▸ Task instructions
Across the listing below, count the lines that mention the string "name". Reply with the figure only.

▸ Records
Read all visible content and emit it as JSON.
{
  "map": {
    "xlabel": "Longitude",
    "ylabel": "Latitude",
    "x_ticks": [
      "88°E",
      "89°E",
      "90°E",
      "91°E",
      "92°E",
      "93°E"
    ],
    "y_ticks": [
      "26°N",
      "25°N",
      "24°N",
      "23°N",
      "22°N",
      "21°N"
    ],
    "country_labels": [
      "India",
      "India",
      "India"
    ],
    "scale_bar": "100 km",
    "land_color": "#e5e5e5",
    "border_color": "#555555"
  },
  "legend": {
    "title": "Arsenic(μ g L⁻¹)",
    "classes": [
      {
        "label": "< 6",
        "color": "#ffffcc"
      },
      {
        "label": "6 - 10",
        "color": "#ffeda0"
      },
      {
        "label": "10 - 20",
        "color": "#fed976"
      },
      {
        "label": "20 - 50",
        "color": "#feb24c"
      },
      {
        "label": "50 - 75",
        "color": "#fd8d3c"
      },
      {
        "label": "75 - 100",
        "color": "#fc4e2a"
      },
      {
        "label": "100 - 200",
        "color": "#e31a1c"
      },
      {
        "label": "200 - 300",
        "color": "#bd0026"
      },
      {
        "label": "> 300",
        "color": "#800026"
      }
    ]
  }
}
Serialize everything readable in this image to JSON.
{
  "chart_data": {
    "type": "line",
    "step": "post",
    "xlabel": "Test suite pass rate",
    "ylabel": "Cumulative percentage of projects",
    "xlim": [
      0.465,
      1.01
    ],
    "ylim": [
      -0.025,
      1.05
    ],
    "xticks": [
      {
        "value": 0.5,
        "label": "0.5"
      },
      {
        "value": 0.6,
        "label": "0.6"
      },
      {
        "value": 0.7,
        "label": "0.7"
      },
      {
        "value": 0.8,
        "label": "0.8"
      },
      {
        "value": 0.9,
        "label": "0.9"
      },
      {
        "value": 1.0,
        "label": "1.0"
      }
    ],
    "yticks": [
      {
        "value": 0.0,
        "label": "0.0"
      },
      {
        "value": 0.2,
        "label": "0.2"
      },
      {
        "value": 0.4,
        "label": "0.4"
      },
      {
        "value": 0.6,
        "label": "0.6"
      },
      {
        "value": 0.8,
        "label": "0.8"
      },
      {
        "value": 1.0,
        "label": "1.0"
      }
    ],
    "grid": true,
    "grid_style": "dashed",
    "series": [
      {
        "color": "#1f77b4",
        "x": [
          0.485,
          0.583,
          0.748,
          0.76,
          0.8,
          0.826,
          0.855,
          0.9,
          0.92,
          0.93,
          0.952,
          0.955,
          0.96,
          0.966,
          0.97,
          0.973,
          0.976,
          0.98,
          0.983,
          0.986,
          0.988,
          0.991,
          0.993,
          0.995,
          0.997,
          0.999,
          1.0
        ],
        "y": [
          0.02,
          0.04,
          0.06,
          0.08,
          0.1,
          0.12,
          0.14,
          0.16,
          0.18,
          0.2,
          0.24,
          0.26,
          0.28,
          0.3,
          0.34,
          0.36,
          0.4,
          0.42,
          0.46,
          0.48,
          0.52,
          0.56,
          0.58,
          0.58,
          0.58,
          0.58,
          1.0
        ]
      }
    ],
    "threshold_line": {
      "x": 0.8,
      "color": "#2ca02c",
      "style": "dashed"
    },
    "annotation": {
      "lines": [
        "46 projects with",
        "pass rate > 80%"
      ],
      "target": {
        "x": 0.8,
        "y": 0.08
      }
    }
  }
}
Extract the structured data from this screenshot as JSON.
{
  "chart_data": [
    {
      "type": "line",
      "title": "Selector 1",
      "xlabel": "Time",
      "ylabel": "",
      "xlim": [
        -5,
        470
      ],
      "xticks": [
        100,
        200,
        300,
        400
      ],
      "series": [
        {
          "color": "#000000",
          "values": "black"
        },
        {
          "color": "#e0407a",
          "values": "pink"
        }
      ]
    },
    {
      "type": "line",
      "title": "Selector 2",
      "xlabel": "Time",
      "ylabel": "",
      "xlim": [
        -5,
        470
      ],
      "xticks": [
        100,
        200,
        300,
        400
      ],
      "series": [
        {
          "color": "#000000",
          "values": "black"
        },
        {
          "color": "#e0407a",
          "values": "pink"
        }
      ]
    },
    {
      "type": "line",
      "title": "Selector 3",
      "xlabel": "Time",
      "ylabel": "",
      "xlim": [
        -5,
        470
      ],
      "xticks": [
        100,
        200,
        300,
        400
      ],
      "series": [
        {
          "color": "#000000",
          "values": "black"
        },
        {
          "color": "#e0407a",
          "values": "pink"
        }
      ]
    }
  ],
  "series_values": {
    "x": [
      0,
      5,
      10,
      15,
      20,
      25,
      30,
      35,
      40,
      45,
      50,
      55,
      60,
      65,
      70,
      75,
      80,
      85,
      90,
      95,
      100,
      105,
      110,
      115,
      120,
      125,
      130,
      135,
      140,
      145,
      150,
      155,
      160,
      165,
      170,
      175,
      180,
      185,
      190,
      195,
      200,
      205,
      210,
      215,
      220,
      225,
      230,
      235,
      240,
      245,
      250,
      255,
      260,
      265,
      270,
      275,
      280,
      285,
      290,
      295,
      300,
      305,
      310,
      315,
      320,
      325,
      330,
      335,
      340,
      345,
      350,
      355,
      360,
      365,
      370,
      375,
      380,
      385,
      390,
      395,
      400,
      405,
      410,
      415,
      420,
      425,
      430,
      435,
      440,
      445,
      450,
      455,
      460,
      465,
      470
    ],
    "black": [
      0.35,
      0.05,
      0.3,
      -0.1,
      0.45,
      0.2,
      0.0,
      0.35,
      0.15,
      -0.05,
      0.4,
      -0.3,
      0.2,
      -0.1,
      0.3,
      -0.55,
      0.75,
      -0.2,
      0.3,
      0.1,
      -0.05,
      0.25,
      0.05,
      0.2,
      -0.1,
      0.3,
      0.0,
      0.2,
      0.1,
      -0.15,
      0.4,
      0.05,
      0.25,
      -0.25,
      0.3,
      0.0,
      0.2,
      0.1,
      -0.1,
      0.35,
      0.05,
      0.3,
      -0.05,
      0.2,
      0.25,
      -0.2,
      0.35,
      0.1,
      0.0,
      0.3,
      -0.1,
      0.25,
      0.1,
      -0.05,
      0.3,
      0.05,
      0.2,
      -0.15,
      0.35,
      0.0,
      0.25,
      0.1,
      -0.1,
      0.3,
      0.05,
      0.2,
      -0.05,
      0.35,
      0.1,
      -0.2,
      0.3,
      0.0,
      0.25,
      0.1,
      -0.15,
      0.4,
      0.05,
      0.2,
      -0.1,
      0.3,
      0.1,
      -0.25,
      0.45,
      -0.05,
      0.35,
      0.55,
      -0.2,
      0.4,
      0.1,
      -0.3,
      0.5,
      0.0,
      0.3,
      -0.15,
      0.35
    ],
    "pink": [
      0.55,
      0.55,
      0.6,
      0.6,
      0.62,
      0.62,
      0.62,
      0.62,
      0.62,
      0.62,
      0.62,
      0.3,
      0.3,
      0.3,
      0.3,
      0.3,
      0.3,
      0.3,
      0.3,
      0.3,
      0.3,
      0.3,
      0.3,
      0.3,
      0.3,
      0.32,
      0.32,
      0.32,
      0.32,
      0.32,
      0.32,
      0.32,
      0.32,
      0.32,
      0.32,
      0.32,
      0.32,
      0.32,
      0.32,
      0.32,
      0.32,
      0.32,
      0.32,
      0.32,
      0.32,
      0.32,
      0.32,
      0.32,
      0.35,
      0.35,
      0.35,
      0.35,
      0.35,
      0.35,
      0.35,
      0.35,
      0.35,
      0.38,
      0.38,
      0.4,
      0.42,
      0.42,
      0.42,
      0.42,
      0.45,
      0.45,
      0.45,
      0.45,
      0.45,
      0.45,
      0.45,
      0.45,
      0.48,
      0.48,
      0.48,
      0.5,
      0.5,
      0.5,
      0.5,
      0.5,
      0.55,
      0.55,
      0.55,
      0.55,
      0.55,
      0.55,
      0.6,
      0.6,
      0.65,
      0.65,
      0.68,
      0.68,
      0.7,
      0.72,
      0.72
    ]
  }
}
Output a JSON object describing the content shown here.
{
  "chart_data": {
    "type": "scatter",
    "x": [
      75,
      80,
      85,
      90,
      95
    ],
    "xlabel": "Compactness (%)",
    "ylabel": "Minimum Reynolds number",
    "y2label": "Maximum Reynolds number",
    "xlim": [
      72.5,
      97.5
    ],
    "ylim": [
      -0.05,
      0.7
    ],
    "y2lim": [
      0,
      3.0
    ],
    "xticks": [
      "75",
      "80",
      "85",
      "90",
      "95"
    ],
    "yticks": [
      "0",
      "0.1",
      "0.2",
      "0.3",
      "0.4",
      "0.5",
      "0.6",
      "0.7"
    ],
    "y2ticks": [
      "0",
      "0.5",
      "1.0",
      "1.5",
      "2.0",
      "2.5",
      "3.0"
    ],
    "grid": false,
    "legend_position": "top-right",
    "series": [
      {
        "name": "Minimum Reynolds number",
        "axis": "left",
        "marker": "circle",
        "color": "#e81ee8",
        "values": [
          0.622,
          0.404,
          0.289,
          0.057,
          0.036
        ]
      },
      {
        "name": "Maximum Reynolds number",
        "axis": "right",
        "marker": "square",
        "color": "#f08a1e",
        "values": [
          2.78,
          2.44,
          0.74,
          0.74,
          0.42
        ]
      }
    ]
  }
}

▸ Result for this task
2